begin Task data
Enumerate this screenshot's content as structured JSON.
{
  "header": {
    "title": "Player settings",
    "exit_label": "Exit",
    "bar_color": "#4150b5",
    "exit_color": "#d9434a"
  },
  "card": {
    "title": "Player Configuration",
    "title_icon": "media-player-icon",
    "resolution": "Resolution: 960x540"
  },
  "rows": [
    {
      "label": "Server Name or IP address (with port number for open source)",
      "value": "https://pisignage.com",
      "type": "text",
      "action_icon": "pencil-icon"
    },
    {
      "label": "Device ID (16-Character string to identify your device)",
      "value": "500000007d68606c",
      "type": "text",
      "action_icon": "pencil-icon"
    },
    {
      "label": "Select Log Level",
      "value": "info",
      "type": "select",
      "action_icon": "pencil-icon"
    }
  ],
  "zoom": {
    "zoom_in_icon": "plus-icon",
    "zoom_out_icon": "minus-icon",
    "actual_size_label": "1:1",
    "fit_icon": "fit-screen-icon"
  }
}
end Task data
Short task: Write the material out again in its entirety, exactly as shown.

Solution to this exercise:
Enumerate this screenshot's content as structured JSON.
{
  "header": {
    "title": "Player settings",
    "exit_label": "Exit",
    "bar_color": "#4150b5",
    "exit_color": "#d9434a"
  },
  "card": {
    "title": "Player Configuration",
    "title_icon": "media-player-icon",
    "resolution": "Resolution: 960x540"
  },
  "rows": [
    {
      "label": "Server Name or IP address (with port number for open source)",
      "value": "https://pisignage.com",
      "type": "text",
      "action_icon": "pencil-icon"
    },
    {
      "label": "Device ID (16-Character string to identify your device)",
      "value": "500000007d68606c",
      "type": "text",
      "action_icon": "pencil-icon"
    },
    {
      "label": "Select Log Level",
      "value": "info",
      "type": "select",
      "action_icon": "pencil-icon"
    }
  ],
  "zoom": {
    "zoom_in_icon": "plus-icon",
    "zoom_out_icon": "minus-icon",
    "actual_size_label": "1:1",
    "fit_icon": "fit-screen-icon"
  }
}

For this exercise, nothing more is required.